Reproduce the records exactly.
## BEGIN Materials provided
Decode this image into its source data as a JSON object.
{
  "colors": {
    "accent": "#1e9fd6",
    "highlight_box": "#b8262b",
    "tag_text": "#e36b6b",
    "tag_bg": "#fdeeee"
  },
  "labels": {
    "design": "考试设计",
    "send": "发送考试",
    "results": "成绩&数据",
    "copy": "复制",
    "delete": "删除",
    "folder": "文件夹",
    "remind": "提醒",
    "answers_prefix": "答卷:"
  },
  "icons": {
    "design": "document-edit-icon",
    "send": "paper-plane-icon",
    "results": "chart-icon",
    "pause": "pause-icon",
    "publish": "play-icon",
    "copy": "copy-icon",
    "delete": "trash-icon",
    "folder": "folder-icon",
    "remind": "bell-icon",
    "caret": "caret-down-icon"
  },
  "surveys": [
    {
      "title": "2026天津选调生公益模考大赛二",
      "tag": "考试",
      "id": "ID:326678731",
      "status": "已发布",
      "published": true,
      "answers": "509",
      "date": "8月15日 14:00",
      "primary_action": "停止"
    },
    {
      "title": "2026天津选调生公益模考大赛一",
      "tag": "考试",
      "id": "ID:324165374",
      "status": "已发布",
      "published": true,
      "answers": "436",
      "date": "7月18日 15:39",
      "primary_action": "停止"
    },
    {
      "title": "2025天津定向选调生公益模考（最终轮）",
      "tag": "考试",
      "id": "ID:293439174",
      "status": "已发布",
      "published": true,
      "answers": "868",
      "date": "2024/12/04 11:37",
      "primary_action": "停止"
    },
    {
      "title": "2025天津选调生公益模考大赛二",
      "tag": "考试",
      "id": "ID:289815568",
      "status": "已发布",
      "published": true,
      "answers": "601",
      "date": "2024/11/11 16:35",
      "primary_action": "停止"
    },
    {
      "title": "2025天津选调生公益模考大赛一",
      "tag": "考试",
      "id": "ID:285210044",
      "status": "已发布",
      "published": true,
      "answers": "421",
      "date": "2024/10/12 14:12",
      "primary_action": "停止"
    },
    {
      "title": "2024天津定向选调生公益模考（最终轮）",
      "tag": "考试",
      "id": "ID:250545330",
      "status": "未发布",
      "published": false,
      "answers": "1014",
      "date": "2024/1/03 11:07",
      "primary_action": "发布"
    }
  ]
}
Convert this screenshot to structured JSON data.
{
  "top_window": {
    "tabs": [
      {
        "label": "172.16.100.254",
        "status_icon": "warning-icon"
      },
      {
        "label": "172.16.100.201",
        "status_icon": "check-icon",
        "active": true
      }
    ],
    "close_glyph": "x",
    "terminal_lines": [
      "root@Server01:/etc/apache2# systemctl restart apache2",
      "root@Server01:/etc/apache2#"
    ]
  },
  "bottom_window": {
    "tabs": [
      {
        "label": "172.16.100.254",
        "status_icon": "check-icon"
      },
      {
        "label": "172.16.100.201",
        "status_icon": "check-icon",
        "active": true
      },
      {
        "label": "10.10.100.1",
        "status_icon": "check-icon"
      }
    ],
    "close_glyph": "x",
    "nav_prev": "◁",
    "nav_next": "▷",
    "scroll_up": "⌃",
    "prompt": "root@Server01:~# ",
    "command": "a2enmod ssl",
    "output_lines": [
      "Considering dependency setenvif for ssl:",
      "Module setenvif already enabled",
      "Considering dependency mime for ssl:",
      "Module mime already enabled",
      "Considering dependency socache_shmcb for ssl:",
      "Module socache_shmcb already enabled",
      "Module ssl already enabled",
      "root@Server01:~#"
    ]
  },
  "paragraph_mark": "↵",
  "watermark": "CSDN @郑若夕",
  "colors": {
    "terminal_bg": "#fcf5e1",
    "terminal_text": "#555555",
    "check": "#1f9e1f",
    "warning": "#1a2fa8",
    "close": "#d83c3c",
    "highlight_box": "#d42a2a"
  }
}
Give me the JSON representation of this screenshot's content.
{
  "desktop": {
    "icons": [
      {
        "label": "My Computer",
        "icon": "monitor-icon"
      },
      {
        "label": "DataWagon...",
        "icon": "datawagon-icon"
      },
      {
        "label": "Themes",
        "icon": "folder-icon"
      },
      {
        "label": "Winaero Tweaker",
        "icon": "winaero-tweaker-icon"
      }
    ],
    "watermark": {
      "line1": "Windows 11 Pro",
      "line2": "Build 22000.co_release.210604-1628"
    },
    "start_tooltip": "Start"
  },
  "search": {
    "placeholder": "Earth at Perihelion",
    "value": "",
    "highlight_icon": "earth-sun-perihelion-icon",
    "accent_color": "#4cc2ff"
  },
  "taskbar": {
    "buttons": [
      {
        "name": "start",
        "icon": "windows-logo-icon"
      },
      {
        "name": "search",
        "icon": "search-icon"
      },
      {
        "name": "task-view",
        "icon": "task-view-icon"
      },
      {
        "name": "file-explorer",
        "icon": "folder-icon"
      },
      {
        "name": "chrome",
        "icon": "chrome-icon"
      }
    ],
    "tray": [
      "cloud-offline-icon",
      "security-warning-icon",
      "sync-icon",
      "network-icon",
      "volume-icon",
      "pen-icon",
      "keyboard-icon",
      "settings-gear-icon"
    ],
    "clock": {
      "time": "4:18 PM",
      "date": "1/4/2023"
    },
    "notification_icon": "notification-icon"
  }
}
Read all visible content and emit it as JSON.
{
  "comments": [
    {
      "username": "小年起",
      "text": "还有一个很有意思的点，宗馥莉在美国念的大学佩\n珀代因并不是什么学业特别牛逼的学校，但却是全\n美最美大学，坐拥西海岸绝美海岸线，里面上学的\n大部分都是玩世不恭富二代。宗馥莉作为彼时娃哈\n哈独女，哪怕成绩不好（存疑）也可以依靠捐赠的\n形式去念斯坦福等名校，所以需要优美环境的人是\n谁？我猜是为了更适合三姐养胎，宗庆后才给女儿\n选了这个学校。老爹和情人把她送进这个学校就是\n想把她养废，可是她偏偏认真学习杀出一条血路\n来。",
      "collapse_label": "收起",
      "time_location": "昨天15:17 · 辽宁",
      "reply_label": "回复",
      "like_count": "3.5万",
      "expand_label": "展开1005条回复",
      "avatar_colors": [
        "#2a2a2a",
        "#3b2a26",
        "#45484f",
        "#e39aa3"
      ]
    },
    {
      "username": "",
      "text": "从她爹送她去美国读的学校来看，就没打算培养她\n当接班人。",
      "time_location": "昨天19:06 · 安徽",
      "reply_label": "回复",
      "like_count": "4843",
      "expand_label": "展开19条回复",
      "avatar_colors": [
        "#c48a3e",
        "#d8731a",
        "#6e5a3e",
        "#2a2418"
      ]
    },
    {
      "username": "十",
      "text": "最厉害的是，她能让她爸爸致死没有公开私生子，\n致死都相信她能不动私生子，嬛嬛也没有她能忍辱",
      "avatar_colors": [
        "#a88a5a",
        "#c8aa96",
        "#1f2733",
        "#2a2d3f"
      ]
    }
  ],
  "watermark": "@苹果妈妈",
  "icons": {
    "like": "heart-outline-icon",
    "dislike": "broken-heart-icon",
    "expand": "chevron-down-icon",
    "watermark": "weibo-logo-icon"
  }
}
## END Materials provided
> **Solution below**:
Decode this image into its source data as a JSON object.
{
  "colors": {
    "accent": "#1e9fd6",
    "highlight_box": "#b8262b",
    "tag_text": "#e36b6b",
    "tag_bg": "#fdeeee"
  },
  "labels": {
    "design": "考试设计",
    "send": "发送考试",
    "results": "成绩&数据",
    "copy": "复制",
    "delete": "删除",
    "folder": "文件夹",
    "remind": "提醒",
    "answers_prefix": "答卷:"
  },
  "icons": {
    "design": "document-edit-icon",
    "send": "paper-plane-icon",
    "results": "chart-icon",
    "pause": "pause-icon",
    "publish": "play-icon",
    "copy": "copy-icon",
    "delete": "trash-icon",
    "folder": "folder-icon",
    "remind": "bell-icon",
    "caret": "caret-down-icon"
  },
  "surveys": [
    {
      "title": "2026天津选调生公益模考大赛二",
      "tag": "考试",
      "id": "ID:326678731",
      "status": "已发布",
      "published": true,
      "answers": "509",
      "date": "8月15日 14:00",
      "primary_action": "停止"
    },
    {
      "title": "2026天津选调生公益模考大赛一",
      "tag": "考试",
      "id": "ID:324165374",
      "status": "已发布",
      "published": true,
      "answers": "436",
      "date": "7月18日 15:39",
      "primary_action": "停止"
    },
    {
      "title": "2025天津定向选调生公益模考（最终轮）",
      "tag": "考试",
      "id": "ID:293439174",
      "status": "已发布",
      "published": true,
      "answers": "868",
      "date": "2024/12/04 11:37",
      "primary_action": "停止"
    },
    {
      "title": "2025天津选调生公益模考大赛二",
      "tag": "考试",
      "id": "ID:289815568",
      "status": "已发布",
      "published": true,
      "answers": "601",
      "date": "2024/11/11 16:35",
      "primary_action": "停止"
    },
    {
      "title": "2025天津选调生公益模考大赛一",
      "tag": "考试",
      "id": "ID:285210044",
      "status": "已发布",
      "published": true,
      "answers": "421",
      "date": "2024/10/12 14:12",
      "primary_action": "停止"
    },
    {
      "title": "2024天津定向选调生公益模考（最终轮）",
      "tag": "考试",
      "id": "ID:250545330",
      "status": "未发布",
      "published": false,
      "answers": "1014",
      "date": "2024/1/03 11:07",
      "primary_action": "发布"
    }
  ]
}
Convert this screenshot to structured JSON data.
{
  "top_window": {
    "tabs": [
      {
        "label": "172.16.100.254",
        "status_icon": "warning-icon"
      },
      {
        "label": "172.16.100.201",
        "status_icon": "check-icon",
        "active": true
      }
    ],
    "close_glyph": "x",
    "terminal_lines": [
      "root@Server01:/etc/apache2# systemctl restart apache2",
      "root@Server01:/etc/apache2#"
    ]
  },
  "bottom_window": {
    "tabs": [
      {
        "label": "172.16.100.254",
        "status_icon": "check-icon"
      },
      {
        "label": "172.16.100.201",
        "status_icon": "check-icon",
        "active": true
      },
      {
        "label": "10.10.100.1",
        "status_icon": "check-icon"
      }
    ],
    "close_glyph": "x",
    "nav_prev": "◁",
    "nav_next": "▷",
    "scroll_up": "⌃",
    "prompt": "root@Server01:~# ",
    "command": "a2enmod ssl",
    "output_lines": [
      "Considering dependency setenvif for ssl:",
      "Module setenvif already enabled",
      "Considering dependency mime for ssl:",
      "Module mime already enabled",
      "Considering dependency socache_shmcb for ssl:",
      "Module socache_shmcb already enabled",
      "Module ssl already enabled",
      "root@Server01:~#"
    ]
  },
  "paragraph_mark": "↵",
  "watermark": "CSDN @郑若夕",
  "colors": {
    "terminal_bg": "#fcf5e1",
    "terminal_text": "#555555",
    "check": "#1f9e1f",
    "warning": "#1a2fa8",
    "close": "#d83c3c",
    "highlight_box": "#d42a2a"
  }
}
Give me the JSON representation of this screenshot's content.
{
  "desktop": {
    "icons": [
      {
        "label": "My Computer",
        "icon": "monitor-icon"
      },
      {
        "label": "DataWagon...",
        "icon": "datawagon-icon"
      },
      {
        "label": "Themes",
        "icon": "folder-icon"
      },
      {
        "label": "Winaero Tweaker",
        "icon": "winaero-tweaker-icon"
      }
    ],
    "watermark": {
      "line1": "Windows 11 Pro",
      "line2": "Build 22000.co_release.210604-1628"
    },
    "start_tooltip": "Start"
  },
  "search": {
    "placeholder": "Earth at Perihelion",
    "value": "",
    "highlight_icon": "earth-sun-perihelion-icon",
    "accent_color": "#4cc2ff"
  },
  "taskbar": {
    "buttons": [
      {
        "name": "start",
        "icon": "windows-logo-icon"
      },
      {
        "name": "search",
        "icon": "search-icon"
      },
      {
        "name": "task-view",
        "icon": "task-view-icon"
      },
      {
        "name": "file-explorer",
        "icon": "folder-icon"
      },
      {
        "name": "chrome",
        "icon": "chrome-icon"
      }
    ],
    "tray": [
      "cloud-offline-icon",
      "security-warning-icon",
      "sync-icon",
      "network-icon",
      "volume-icon",
      "pen-icon",
      "keyboard-icon",
      "settings-gear-icon"
    ],
    "clock": {
      "time": "4:18 PM",
      "date": "1/4/2023"
    },
    "notification_icon": "notification-icon"
  }
}
Read all visible content and emit it as JSON.
{
  "comments": [
    {
      "username": "小年起",
      "text": "还有一个很有意思的点，宗馥莉在美国念的大学佩\n珀代因并不是什么学业特别牛逼的学校，但却是全\n美最美大学，坐拥西海岸绝美海岸线，里面上学的\n大部分都是玩世不恭富二代。宗馥莉作为彼时娃哈\n哈独女，哪怕成绩不好（存疑）也可以依靠捐赠的\n形式去念斯坦福等名校，所以需要优美环境的人是\n谁？我猜是为了更适合三姐养胎，宗庆后才给女儿\n选了这个学校。老爹和情人把她送进这个学校就是\n想把她养废，可是她偏偏认真学习杀出一条血路\n来。",
      "collapse_label": "收起",
      "time_location": "昨天15:17 · 辽宁",
      "reply_label": "回复",
      "like_count": "3.5万",
      "expand_label": "展开1005条回复",
      "avatar_colors": [
        "#2a2a2a",
        "#3b2a26",
        "#45484f",
        "#e39aa3"
      ]
    },
    {
      "username": "",
      "text": "从她爹送她去美国读的学校来看，就没打算培养她\n当接班人。",
      "time_location": "昨天19:06 · 安徽",
      "reply_label": "回复",
      "like_count": "4843",
      "expand_label": "展开19条回复",
      "avatar_colors": [
        "#c48a3e",
        "#d8731a",
        "#6e5a3e",
        "#2a2418"
      ]
    },
    {
      "username": "十",
      "text": "最厉害的是，她能让她爸爸致死没有公开私生子，\n致死都相信她能不动私生子，嬛嬛也没有她能忍辱",
      "avatar_colors": [
        "#a88a5a",
        "#c8aa96",
        "#1f2733",
        "#2a2d3f"
      ]
    }
  ],
  "watermark": "@苹果妈妈",
  "icons": {
    "like": "heart-outline-icon",
    "dislike": "broken-heart-icon",
    "expand": "chevron-down-icon",
    "watermark": "weibo-logo-icon"
  }
}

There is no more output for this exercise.